PROBLEM TO SOLVE:
Exactly as they appear, output all of the records. Skip any images.

DATA SHOWN:
- - -

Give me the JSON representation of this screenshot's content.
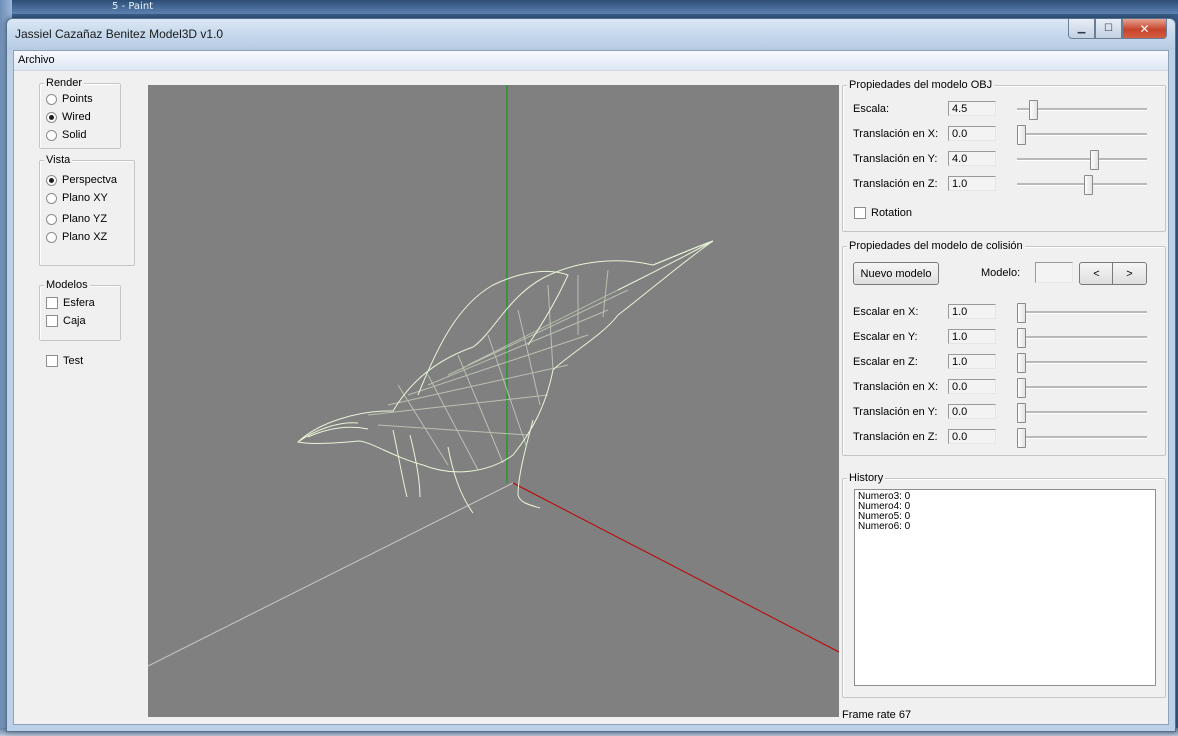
{
  "window": {
    "title": "Jassiel Cazañaz Benitez Model3D v1.0",
    "background_title": "5 - Paint"
  },
  "menu": {
    "items": [
      "Archivo"
    ]
  },
  "render_group": {
    "label": "Render",
    "options": [
      {
        "label": "Points",
        "selected": false
      },
      {
        "label": "Wired",
        "selected": true
      },
      {
        "label": "Solid",
        "selected": false
      }
    ]
  },
  "vista_group": {
    "label": "Vista",
    "options": [
      {
        "label": "Perspectva",
        "selected": true
      },
      {
        "label": "Plano XY",
        "selected": false
      },
      {
        "label": "Plano YZ",
        "selected": false
      },
      {
        "label": "Plano XZ",
        "selected": false
      }
    ]
  },
  "modelos_group": {
    "label": "Modelos",
    "options": [
      {
        "label": "Esfera",
        "checked": false
      },
      {
        "label": "Caja",
        "checked": false
      }
    ]
  },
  "test_checkbox": {
    "label": "Test",
    "checked": false
  },
  "obj_props": {
    "label": "Propiedades del modelo OBJ",
    "fields": [
      {
        "label": "Escala:",
        "value": "4.5",
        "slider": 0.1
      },
      {
        "label": "Translación en X:",
        "value": "0.0",
        "slider": 0.0
      },
      {
        "label": "Translación en Y:",
        "value": "4.0",
        "slider": 0.6
      },
      {
        "label": "Translación en Z:",
        "value": "1.0",
        "slider": 0.55
      }
    ],
    "rotation": {
      "label": "Rotation",
      "checked": false
    }
  },
  "collision_props": {
    "label": "Propiedades del modelo de colisión",
    "new_model_button": "Nuevo modelo",
    "model_label": "Modelo:",
    "model_value": "",
    "prev_button": "<",
    "next_button": ">",
    "fields": [
      {
        "label": "Escalar en X:",
        "value": "1.0",
        "slider": 0.0
      },
      {
        "label": "Escalar en Y:",
        "value": "1.0",
        "slider": 0.0
      },
      {
        "label": "Escalar en Z:",
        "value": "1.0",
        "slider": 0.0
      },
      {
        "label": "Translación en X:",
        "value": "0.0",
        "slider": 0.0
      },
      {
        "label": "Translación en Y:",
        "value": "0.0",
        "slider": 0.0
      },
      {
        "label": "Translación en Z:",
        "value": "0.0",
        "slider": 0.0
      }
    ]
  },
  "history": {
    "label": "History",
    "lines": [
      "Numero3: 0",
      "Numero4: 0",
      "Numero5: 0",
      "Numero6: 0"
    ]
  },
  "status": {
    "frame_rate": "Frame rate 67"
  },
  "colors": {
    "viewport_bg": "#808080",
    "axis_x": "#c00000",
    "axis_y": "#00a000",
    "axis_z": "#c8c8c8",
    "wireframe": "#e8f5d8"
  }
}
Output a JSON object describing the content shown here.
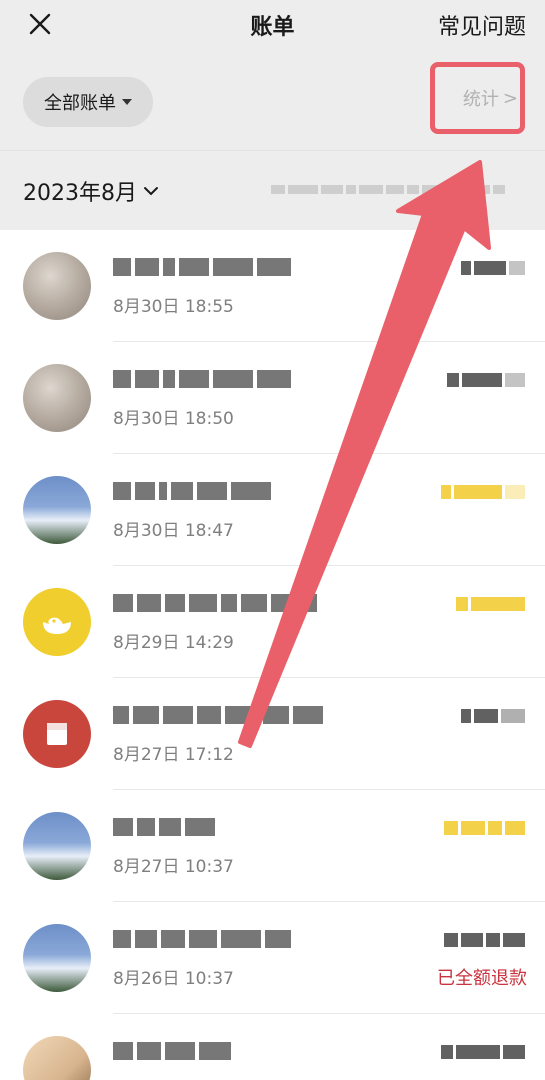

- - -

REPLY TO THE EXERCISE:
Give me the JSON representation of this screenshot's content.
{
  "window": {
    "title": "Jassiel Cazañaz Benitez Model3D v1.0",
    "background_title": "5 - Paint"
  },
  "menu": {
    "items": [
      "Archivo"
    ]
  },
  "render_group": {
    "label": "Render",
    "options": [
      {
        "label": "Points",
        "selected": false
      },
      {
        "label": "Wired",
        "selected": true
      },
      {
        "label": "Solid",
        "selected": false
      }
    ]
  },
  "vista_group": {
    "label": "Vista",
    "options": [
      {
        "label": "Perspectva",
        "selected": true
      },
      {
        "label": "Plano XY",
        "selected": false
      },
      {
        "label": "Plano YZ",
        "selected": false
      },
      {
        "label": "Plano XZ",
        "selected": false
      }
    ]
  },
  "modelos_group": {
    "label": "Modelos",
    "options": [
      {
        "label": "Esfera",
        "checked": false
      },
      {
        "label": "Caja",
        "checked": false
      }
    ]
  },
  "test_checkbox": {
    "label": "Test",
    "checked": false
  },
  "obj_props": {
    "label": "Propiedades del modelo OBJ",
    "fields": [
      {
        "label": "Escala:",
        "value": "4.5",
        "slider": 0.1
      },
      {
        "label": "Translación en X:",
        "value": "0.0",
        "slider": 0.0
      },
      {
        "label": "Translación en Y:",
        "value": "4.0",
        "slider": 0.6
      },
      {
        "label": "Translación en Z:",
        "value": "1.0",
        "slider": 0.55
      }
    ],
    "rotation": {
      "label": "Rotation",
      "checked": false
    }
  },
  "collision_props": {
    "label": "Propiedades del modelo de colisión",
    "new_model_button": "Nuevo modelo",
    "model_label": "Modelo:",
    "model_value": "",
    "prev_button": "<",
    "next_button": ">",
    "fields": [
      {
        "label": "Escalar en X:",
        "value": "1.0",
        "slider": 0.0
      },
      {
        "label": "Escalar en Y:",
        "value": "1.0",
        "slider": 0.0
      },
      {
        "label": "Escalar en Z:",
        "value": "1.0",
        "slider": 0.0
      },
      {
        "label": "Translación en X:",
        "value": "0.0",
        "slider": 0.0
      },
      {
        "label": "Translación en Y:",
        "value": "0.0",
        "slider": 0.0
      },
      {
        "label": "Translación en Z:",
        "value": "0.0",
        "slider": 0.0
      }
    ]
  },
  "history": {
    "label": "History",
    "lines": [
      "Numero3: 0",
      "Numero4: 0",
      "Numero5: 0",
      "Numero6: 0"
    ]
  },
  "status": {
    "frame_rate": "Frame rate 67"
  },
  "colors": {
    "viewport_bg": "#808080",
    "axis_x": "#c00000",
    "axis_y": "#00a000",
    "axis_z": "#c8c8c8",
    "wireframe": "#e8f5d8"
  }
}
Output a JSON object describing the content shown here.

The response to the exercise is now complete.